What you are asked to do | Below is some material; transcribe all of it exactly.

(A run of records)
·····
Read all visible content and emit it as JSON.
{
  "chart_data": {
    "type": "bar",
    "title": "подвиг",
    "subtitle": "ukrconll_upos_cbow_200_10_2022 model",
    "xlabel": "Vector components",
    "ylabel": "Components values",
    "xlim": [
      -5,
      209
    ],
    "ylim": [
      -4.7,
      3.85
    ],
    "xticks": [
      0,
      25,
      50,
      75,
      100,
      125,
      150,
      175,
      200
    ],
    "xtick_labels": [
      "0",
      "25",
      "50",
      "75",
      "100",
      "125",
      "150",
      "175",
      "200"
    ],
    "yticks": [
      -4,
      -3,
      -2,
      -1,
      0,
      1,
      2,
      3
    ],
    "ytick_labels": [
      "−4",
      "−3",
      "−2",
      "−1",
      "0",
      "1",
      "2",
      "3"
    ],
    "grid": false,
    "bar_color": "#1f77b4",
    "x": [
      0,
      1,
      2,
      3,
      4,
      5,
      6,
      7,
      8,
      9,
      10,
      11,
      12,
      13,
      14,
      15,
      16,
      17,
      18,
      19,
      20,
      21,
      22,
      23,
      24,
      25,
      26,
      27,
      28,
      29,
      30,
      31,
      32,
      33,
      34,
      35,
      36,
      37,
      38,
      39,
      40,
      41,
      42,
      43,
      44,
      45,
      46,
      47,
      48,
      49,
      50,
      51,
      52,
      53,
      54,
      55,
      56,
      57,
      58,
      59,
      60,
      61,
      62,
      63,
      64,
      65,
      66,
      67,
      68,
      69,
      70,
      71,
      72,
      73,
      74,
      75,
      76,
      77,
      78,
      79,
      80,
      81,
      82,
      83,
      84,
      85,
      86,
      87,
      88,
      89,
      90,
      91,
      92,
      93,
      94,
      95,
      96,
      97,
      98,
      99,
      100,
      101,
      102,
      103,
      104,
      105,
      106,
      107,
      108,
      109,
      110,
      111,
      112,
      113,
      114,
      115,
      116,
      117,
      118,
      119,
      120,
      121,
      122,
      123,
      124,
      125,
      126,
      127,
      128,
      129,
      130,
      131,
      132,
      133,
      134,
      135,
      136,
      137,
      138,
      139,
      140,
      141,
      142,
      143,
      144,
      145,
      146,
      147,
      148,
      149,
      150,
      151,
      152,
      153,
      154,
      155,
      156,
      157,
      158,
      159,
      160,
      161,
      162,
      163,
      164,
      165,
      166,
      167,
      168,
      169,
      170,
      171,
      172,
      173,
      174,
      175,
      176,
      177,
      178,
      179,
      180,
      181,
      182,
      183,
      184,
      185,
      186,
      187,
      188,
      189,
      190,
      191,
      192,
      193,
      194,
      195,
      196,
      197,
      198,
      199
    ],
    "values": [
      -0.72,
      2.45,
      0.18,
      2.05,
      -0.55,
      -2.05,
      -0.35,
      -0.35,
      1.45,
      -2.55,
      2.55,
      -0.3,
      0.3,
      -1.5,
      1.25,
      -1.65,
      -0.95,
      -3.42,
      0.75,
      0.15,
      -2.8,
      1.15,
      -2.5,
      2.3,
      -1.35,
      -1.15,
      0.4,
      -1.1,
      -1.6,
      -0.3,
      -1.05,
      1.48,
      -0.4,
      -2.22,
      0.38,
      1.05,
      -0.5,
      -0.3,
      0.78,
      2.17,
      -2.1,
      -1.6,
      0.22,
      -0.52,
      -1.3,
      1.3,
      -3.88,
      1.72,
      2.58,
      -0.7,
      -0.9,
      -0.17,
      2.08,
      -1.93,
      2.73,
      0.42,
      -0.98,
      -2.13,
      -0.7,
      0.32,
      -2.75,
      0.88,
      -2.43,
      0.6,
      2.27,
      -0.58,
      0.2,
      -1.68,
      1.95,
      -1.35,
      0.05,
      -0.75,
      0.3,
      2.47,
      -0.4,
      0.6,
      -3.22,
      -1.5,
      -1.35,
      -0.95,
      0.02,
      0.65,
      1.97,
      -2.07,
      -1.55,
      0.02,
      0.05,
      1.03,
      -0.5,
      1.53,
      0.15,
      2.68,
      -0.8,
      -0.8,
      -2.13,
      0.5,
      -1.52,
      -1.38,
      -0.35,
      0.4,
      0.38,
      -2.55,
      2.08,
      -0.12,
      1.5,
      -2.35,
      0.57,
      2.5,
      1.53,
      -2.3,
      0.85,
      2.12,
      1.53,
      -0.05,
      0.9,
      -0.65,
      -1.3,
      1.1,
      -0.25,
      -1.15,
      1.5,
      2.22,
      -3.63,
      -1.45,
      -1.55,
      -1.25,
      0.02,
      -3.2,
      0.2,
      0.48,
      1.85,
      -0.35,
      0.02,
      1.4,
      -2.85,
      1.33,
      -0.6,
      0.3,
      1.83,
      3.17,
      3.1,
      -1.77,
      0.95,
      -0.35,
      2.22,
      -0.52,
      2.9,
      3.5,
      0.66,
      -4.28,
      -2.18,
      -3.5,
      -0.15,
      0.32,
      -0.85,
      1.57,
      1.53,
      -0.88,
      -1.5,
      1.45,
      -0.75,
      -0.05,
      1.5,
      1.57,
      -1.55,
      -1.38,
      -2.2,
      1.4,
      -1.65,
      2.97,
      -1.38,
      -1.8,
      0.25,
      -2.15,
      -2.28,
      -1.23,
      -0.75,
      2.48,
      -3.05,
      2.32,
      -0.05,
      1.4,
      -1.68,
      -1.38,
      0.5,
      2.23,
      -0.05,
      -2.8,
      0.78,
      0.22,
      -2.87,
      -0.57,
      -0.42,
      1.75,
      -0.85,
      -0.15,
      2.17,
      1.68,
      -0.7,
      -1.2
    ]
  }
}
·····
Output below |
Read all visible content and emit it as JSON.
{
  "chart_data": {
    "type": "bar",
    "title": "подвиг",
    "subtitle": "ukrconll_upos_cbow_200_10_2022 model",
    "xlabel": "Vector components",
    "ylabel": "Components values",
    "xlim": [
      -5,
      209
    ],
    "ylim": [
      -4.7,
      3.85
    ],
    "xticks": [
      0,
      25,
      50,
      75,
      100,
      125,
      150,
      175,
      200
    ],
    "xtick_labels": [
      "0",
      "25",
      "50",
      "75",
      "100",
      "125",
      "150",
      "175",
      "200"
    ],
    "yticks": [
      -4,
      -3,
      -2,
      -1,
      0,
      1,
      2,
      3
    ],
    "ytick_labels": [
      "−4",
      "−3",
      "−2",
      "−1",
      "0",
      "1",
      "2",
      "3"
    ],
    "grid": false,
    "bar_color": "#1f77b4",
    "x": [
      0,
      1,
      2,
      3,
      4,
      5,
      6,
      7,
      8,
      9,
      10,
      11,
      12,
      13,
      14,
      15,
      16,
      17,
      18,
      19,
      20,
      21,
      22,
      23,
      24,
      25,
      26,
      27,
      28,
      29,
      30,
      31,
      32,
      33,
      34,
      35,
      36,
      37,
      38,
      39,
      40,
      41,
      42,
      43,
      44,
      45,
      46,
      47,
      48,
      49,
      50,
      51,
      52,
      53,
      54,
      55,
      56,
      57,
      58,
      59,
      60,
      61,
      62,
      63,
      64,
      65,
      66,
      67,
      68,
      69,
      70,
      71,
      72,
      73,
      74,
      75,
      76,
      77,
      78,
      79,
      80,
      81,
      82,
      83,
      84,
      85,
      86,
      87,
      88,
      89,
      90,
      91,
      92,
      93,
      94,
      95,
      96,
      97,
      98,
      99,
      100,
      101,
      102,
      103,
      104,
      105,
      106,
      107,
      108,
      109,
      110,
      111,
      112,
      113,
      114,
      115,
      116,
      117,
      118,
      119,
      120,
      121,
      122,
      123,
      124,
      125,
      126,
      127,
      128,
      129,
      130,
      131,
      132,
      133,
      134,
      135,
      136,
      137,
      138,
      139,
      140,
      141,
      142,
      143,
      144,
      145,
      146,
      147,
      148,
      149,
      150,
      151,
      152,
      153,
      154,
      155,
      156,
      157,
      158,
      159,
      160,
      161,
      162,
      163,
      164,
      165,
      166,
      167,
      168,
      169,
      170,
      171,
      172,
      173,
      174,
      175,
      176,
      177,
      178,
      179,
      180,
      181,
      182,
      183,
      184,
      185,
      186,
      187,
      188,
      189,
      190,
      191,
      192,
      193,
      194,
      195,
      196,
      197,
      198,
      199
    ],
    "values": [
      -0.72,
      2.45,
      0.18,
      2.05,
      -0.55,
      -2.05,
      -0.35,
      -0.35,
      1.45,
      -2.55,
      2.55,
      -0.3,
      0.3,
      -1.5,
      1.25,
      -1.65,
      -0.95,
      -3.42,
      0.75,
      0.15,
      -2.8,
      1.15,
      -2.5,
      2.3,
      -1.35,
      -1.15,
      0.4,
      -1.1,
      -1.6,
      -0.3,
      -1.05,
      1.48,
      -0.4,
      -2.22,
      0.38,
      1.05,
      -0.5,
      -0.3,
      0.78,
      2.17,
      -2.1,
      -1.6,
      0.22,
      -0.52,
      -1.3,
      1.3,
      -3.88,
      1.72,
      2.58,
      -0.7,
      -0.9,
      -0.17,
      2.08,
      -1.93,
      2.73,
      0.42,
      -0.98,
      -2.13,
      -0.7,
      0.32,
      -2.75,
      0.88,
      -2.43,
      0.6,
      2.27,
      -0.58,
      0.2,
      -1.68,
      1.95,
      -1.35,
      0.05,
      -0.75,
      0.3,
      2.47,
      -0.4,
      0.6,
      -3.22,
      -1.5,
      -1.35,
      -0.95,
      0.02,
      0.65,
      1.97,
      -2.07,
      -1.55,
      0.02,
      0.05,
      1.03,
      -0.5,
      1.53,
      0.15,
      2.68,
      -0.8,
      -0.8,
      -2.13,
      0.5,
      -1.52,
      -1.38,
      -0.35,
      0.4,
      0.38,
      -2.55,
      2.08,
      -0.12,
      1.5,
      -2.35,
      0.57,
      2.5,
      1.53,
      -2.3,
      0.85,
      2.12,
      1.53,
      -0.05,
      0.9,
      -0.65,
      -1.3,
      1.1,
      -0.25,
      -1.15,
      1.5,
      2.22,
      -3.63,
      -1.45,
      -1.55,
      -1.25,
      0.02,
      -3.2,
      0.2,
      0.48,
      1.85,
      -0.35,
      0.02,
      1.4,
      -2.85,
      1.33,
      -0.6,
      0.3,
      1.83,
      3.17,
      3.1,
      -1.77,
      0.95,
      -0.35,
      2.22,
      -0.52,
      2.9,
      3.5,
      0.66,
      -4.28,
      -2.18,
      -3.5,
      -0.15,
      0.32,
      -0.85,
      1.57,
      1.53,
      -0.88,
      -1.5,
      1.45,
      -0.75,
      -0.05,
      1.5,
      1.57,
      -1.55,
      -1.38,
      -2.2,
      1.4,
      -1.65,
      2.97,
      -1.38,
      -1.8,
      0.25,
      -2.15,
      -2.28,
      -1.23,
      -0.75,
      2.48,
      -3.05,
      2.32,
      -0.05,
      1.4,
      -1.68,
      -1.38,
      0.5,
      2.23,
      -0.05,
      -2.8,
      0.78,
      0.22,
      -2.87,
      -0.57,
      -0.42,
      1.75,
      -0.85,
      -0.15,
      2.17,
      1.68,
      -0.7,
      -1.2
    ]
  }
}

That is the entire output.